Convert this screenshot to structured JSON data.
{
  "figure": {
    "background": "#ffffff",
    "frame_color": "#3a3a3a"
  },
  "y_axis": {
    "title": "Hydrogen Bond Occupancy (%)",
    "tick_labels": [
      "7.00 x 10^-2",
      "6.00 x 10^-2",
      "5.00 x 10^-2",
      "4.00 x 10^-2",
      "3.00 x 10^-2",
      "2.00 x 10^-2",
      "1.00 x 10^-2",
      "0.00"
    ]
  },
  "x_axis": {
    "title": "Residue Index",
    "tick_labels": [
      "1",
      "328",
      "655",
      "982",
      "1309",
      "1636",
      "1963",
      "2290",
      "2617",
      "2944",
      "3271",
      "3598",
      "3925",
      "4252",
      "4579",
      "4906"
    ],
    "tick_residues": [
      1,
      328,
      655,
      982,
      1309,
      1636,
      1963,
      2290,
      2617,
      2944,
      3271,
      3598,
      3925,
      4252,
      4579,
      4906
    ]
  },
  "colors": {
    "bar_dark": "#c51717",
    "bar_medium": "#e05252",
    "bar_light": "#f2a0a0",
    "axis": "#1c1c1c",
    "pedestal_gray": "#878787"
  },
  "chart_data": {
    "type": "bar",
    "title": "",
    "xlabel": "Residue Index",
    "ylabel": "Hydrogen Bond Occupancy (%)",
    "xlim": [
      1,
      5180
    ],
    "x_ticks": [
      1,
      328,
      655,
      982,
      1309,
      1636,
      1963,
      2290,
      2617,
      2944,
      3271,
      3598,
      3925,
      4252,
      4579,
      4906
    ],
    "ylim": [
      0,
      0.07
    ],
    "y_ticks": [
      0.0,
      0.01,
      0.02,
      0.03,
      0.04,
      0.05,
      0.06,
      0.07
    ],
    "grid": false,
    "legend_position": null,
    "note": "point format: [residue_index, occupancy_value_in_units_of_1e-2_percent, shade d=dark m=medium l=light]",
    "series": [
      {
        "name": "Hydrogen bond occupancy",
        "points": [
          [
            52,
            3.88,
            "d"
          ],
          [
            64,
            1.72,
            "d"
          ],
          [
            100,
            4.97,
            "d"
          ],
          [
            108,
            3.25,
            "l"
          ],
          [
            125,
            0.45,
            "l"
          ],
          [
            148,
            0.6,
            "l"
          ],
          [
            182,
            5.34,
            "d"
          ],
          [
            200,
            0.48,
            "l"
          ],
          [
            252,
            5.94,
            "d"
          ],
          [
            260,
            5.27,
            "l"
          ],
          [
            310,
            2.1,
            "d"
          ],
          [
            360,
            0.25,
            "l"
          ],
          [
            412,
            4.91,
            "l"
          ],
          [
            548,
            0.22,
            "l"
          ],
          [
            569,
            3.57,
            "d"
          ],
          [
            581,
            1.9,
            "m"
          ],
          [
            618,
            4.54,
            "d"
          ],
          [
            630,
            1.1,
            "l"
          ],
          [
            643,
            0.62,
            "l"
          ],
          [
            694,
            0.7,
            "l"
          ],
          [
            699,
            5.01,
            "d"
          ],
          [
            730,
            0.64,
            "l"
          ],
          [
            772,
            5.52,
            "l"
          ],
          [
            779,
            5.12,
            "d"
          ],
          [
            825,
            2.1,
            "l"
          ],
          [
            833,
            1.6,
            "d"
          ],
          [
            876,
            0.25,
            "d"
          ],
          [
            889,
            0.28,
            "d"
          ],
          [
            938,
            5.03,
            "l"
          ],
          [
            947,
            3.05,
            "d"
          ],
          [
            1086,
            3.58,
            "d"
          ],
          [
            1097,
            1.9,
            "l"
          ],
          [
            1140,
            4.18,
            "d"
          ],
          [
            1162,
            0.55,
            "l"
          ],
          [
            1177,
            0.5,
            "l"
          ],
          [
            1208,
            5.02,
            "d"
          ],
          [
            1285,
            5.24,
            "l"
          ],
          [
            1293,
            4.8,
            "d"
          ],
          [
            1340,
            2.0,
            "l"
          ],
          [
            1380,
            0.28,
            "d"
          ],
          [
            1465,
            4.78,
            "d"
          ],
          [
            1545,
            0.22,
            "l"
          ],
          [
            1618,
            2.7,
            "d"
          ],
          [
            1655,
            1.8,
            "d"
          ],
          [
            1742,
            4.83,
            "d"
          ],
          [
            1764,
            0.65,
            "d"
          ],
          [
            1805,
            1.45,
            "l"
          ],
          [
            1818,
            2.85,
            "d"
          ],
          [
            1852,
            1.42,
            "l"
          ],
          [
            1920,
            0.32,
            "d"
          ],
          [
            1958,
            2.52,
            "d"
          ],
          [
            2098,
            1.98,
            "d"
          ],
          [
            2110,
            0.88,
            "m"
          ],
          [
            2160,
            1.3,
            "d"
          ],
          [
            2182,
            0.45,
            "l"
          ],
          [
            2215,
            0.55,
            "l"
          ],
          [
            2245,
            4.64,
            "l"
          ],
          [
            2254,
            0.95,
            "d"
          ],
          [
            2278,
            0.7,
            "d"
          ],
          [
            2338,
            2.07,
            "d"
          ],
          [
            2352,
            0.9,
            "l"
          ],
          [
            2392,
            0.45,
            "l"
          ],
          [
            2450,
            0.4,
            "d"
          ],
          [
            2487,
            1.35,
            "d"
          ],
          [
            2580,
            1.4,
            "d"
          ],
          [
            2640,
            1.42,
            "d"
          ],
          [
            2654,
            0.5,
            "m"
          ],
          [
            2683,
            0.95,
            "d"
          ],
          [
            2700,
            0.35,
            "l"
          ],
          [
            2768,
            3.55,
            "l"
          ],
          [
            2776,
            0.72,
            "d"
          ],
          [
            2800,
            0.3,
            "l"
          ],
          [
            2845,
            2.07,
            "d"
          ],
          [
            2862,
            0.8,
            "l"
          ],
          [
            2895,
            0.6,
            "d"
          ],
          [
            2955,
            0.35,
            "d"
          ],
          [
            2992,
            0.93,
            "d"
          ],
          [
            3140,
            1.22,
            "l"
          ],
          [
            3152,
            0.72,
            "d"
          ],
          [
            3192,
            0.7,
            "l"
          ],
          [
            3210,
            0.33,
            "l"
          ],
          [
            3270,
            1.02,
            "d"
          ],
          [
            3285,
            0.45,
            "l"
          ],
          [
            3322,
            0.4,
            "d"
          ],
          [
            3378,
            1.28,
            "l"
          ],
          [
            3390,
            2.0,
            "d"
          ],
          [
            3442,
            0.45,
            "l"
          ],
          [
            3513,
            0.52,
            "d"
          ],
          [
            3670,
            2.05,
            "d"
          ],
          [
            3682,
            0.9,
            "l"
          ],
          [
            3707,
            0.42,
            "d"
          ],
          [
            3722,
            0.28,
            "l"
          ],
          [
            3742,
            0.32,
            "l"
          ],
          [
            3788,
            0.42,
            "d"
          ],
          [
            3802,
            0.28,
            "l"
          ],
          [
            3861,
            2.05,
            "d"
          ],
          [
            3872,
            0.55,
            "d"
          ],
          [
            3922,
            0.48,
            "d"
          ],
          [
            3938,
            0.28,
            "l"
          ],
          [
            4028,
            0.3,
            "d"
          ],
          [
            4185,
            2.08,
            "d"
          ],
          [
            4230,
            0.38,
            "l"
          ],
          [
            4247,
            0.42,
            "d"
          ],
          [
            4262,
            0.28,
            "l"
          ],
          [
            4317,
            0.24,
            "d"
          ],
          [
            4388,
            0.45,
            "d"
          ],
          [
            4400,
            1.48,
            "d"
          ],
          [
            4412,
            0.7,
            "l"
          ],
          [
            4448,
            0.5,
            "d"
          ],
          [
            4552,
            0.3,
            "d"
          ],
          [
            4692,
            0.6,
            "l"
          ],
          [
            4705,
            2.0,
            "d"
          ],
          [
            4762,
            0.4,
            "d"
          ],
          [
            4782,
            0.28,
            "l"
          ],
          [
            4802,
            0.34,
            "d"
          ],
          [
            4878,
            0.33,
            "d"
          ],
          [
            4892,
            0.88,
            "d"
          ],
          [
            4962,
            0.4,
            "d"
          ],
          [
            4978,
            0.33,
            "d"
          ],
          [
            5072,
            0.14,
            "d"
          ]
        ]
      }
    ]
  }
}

=====

Task instructions: Provide the number of lines in the entries that include "Hydrogen", and no other text.

Completed task: 3